··· PROVIDED INFORMATION

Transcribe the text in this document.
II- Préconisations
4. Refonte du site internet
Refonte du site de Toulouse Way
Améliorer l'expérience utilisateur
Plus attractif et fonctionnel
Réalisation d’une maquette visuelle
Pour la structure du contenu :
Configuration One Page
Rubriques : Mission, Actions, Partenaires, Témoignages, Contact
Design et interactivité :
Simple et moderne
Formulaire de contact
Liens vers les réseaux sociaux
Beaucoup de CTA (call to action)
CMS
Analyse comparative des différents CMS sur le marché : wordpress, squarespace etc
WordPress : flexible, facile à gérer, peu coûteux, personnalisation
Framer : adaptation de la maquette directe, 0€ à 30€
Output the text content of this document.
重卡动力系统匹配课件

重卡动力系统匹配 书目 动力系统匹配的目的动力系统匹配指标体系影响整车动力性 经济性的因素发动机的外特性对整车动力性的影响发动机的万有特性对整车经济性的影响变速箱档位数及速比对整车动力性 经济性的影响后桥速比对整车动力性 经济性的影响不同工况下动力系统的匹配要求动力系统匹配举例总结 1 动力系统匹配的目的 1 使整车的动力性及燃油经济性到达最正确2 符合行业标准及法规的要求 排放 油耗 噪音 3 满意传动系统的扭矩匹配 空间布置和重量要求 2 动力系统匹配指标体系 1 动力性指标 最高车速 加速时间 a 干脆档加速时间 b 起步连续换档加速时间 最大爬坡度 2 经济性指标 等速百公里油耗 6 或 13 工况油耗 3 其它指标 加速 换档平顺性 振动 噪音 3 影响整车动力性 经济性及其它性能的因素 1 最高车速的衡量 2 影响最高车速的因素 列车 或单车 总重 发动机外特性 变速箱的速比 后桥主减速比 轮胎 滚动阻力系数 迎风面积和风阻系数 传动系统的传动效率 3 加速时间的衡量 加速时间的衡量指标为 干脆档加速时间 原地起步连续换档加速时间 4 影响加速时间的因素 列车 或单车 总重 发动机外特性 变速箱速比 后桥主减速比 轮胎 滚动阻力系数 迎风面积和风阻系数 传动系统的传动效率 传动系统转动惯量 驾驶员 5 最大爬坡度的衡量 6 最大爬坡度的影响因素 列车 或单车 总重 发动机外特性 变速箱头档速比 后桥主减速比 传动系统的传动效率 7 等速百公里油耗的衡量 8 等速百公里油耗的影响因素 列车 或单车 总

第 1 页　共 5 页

······

* [WHAT IS BEING ASKED]
Make an exact copy of the records.

* [RESPONSE TO THIS TASK]
Transcribe the text in this document.
II- Préconisations
4. Refonte du site internet
Refonte du site de Toulouse Way
Améliorer l'expérience utilisateur
Plus attractif et fonctionnel
Réalisation d’une maquette visuelle
Pour la structure du contenu :
Configuration One Page
Rubriques : Mission, Actions, Partenaires, Témoignages, Contact
Design et interactivité :
Simple et moderne
Formulaire de contact
Liens vers les réseaux sociaux
Beaucoup de CTA (call to action)
CMS
Analyse comparative des différents CMS sur le marché : wordpress, squarespace etc
WordPress : flexible, facile à gérer, peu coûteux, personnalisation
Framer : adaptation de la maquette directe, 0€ à 30€
Output the text content of this document.
重卡动力系统匹配课件

重卡动力系统匹配 书目 动力系统匹配的目的动力系统匹配指标体系影响整车动力性 经济性的因素发动机的外特性对整车动力性的影响发动机的万有特性对整车经济性的影响变速箱档位数及速比对整车动力性 经济性的影响后桥速比对整车动力性 经济性的影响不同工况下动力系统的匹配要求动力系统匹配举例总结 1 动力系统匹配的目的 1 使整车的动力性及燃油经济性到达最正确2 符合行业标准及法规的要求 排放 油耗 噪音 3 满意传动系统的扭矩匹配 空间布置和重量要求 2 动力系统匹配指标体系 1 动力性指标 最高车速 加速时间 a 干脆档加速时间 b 起步连续换档加速时间 最大爬坡度 2 经济性指标 等速百公里油耗 6 或 13 工况油耗 3 其它指标 加速 换档平顺性 振动 噪音 3 影响整车动力性 经济性及其它性能的因素 1 最高车速的衡量 2 影响最高车速的因素 列车 或单车 总重 发动机外特性 变速箱的速比 后桥主减速比 轮胎 滚动阻力系数 迎风面积和风阻系数 传动系统的传动效率 3 加速时间的衡量 加速时间的衡量指标为 干脆档加速时间 原地起步连续换档加速时间 4 影响加速时间的因素 列车 或单车 总重 发动机外特性 变速箱速比 后桥主减速比 轮胎 滚动阻力系数 迎风面积和风阻系数 传动系统的传动效率 传动系统转动惯量 驾驶员 5 最大爬坡度的衡量 6 最大爬坡度的影响因素 列车 或单车 总重 发动机外特性 变速箱头档速比 后桥主减速比 传动系统的传动效率 7 等速百公里油耗的衡量 8 等速百公里油耗的影响因素 列车 或单车 总

第 1 页　共 5 页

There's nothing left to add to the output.